## Written instruction
Filter the records below down to lines containing "koefisien".

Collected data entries
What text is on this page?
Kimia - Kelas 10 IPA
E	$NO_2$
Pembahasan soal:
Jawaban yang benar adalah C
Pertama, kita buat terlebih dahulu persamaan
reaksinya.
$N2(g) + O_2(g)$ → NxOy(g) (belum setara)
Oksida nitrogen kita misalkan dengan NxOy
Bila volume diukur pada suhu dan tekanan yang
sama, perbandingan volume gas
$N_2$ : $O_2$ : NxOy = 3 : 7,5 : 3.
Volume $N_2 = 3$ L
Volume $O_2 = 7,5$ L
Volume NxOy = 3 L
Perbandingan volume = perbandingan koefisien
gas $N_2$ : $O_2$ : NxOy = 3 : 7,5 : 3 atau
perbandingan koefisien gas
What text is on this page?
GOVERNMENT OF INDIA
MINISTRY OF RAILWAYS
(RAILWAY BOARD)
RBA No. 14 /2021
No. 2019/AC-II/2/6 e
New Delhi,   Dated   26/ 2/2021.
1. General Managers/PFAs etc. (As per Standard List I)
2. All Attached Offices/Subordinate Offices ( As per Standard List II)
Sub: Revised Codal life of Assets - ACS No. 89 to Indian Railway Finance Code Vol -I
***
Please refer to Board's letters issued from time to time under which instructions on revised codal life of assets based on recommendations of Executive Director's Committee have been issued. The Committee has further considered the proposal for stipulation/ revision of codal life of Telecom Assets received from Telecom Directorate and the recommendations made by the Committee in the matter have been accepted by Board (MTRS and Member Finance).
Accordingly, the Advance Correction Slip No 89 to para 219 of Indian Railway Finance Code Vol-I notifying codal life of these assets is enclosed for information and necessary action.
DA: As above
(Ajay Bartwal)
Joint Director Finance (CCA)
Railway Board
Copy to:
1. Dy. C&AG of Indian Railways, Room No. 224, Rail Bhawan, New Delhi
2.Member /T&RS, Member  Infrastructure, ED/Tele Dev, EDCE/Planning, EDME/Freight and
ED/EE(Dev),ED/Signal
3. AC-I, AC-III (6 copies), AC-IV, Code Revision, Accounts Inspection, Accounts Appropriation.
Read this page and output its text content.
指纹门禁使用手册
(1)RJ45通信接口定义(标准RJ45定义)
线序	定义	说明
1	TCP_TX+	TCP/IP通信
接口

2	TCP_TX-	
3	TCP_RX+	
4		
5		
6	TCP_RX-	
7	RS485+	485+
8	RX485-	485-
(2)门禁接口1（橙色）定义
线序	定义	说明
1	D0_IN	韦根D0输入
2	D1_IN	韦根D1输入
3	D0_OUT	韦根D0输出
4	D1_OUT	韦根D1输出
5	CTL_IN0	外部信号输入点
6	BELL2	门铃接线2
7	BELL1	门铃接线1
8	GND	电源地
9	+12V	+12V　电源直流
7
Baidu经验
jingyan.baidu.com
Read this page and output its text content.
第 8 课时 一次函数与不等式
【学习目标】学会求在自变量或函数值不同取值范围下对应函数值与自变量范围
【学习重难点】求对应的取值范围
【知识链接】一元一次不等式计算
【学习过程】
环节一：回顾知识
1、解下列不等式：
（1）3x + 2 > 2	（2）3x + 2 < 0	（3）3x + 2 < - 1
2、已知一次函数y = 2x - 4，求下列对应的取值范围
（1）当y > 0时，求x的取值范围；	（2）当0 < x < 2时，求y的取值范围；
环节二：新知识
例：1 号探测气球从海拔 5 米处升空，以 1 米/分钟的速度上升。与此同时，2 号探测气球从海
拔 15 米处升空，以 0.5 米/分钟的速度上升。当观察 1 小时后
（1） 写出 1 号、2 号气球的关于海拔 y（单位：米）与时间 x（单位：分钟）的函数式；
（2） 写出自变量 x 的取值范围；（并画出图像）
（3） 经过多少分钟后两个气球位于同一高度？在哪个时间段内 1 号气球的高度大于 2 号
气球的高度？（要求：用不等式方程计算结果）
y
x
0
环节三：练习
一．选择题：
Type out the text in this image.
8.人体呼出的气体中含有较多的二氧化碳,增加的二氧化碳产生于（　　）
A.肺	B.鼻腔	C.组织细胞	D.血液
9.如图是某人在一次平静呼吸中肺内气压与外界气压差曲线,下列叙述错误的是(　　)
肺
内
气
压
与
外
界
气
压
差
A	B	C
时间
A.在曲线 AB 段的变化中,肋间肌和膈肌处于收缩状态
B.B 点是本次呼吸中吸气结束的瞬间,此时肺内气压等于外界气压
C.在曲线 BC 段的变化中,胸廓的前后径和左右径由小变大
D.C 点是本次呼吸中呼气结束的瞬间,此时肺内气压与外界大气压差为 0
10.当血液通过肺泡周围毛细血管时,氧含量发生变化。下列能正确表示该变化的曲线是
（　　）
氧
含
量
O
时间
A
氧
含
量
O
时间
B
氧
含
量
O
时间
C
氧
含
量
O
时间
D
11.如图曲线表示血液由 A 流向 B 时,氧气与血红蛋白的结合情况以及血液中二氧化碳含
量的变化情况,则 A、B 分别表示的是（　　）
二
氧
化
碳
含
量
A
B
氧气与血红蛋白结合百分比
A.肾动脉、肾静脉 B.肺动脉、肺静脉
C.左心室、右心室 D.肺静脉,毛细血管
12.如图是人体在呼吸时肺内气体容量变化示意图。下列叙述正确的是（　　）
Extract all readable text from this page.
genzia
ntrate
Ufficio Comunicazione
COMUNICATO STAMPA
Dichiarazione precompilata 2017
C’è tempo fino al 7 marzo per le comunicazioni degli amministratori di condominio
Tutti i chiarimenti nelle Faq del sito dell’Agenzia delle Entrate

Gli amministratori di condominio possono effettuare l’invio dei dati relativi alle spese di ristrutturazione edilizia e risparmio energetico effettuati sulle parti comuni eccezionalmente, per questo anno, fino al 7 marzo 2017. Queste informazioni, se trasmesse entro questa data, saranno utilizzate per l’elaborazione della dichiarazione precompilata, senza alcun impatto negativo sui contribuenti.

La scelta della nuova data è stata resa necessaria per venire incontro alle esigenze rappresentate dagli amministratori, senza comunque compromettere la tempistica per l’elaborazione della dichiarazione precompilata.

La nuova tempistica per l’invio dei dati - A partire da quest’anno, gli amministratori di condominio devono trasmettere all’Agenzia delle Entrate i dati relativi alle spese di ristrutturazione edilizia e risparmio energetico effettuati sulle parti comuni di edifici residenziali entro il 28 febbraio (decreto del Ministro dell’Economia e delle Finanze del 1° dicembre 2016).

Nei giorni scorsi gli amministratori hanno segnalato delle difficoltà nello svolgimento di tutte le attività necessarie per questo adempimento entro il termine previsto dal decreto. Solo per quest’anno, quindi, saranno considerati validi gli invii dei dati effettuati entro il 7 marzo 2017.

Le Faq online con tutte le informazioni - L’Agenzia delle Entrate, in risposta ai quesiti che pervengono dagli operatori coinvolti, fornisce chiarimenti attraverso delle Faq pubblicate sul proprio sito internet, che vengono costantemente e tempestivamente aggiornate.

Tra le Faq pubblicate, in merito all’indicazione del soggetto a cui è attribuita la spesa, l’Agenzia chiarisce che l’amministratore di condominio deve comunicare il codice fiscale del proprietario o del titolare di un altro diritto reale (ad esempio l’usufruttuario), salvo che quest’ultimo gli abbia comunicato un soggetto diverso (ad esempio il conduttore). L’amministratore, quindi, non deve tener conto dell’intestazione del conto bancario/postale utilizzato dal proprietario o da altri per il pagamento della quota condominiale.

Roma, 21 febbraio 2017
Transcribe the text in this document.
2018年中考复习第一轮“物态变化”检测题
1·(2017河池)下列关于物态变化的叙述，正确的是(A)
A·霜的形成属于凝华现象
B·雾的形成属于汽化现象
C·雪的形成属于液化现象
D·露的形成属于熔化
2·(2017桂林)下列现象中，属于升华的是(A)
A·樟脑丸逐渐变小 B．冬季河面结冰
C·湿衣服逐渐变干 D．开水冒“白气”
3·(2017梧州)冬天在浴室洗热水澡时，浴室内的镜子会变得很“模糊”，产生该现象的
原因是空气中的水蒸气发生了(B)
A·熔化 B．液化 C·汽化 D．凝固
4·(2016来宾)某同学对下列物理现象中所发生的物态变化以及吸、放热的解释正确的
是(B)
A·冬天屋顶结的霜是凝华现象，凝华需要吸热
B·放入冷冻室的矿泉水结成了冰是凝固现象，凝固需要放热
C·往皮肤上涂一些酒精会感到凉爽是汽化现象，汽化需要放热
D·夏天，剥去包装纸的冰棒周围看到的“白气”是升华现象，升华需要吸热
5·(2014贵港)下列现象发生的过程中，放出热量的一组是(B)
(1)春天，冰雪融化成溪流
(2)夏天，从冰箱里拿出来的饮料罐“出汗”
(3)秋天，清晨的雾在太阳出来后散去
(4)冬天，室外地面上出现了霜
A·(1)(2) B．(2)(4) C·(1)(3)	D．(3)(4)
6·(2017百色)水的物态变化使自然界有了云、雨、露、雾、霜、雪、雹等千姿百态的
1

## Written solution
Perbandingan volume = perbandingan koefisien
perbandingan koefisien gas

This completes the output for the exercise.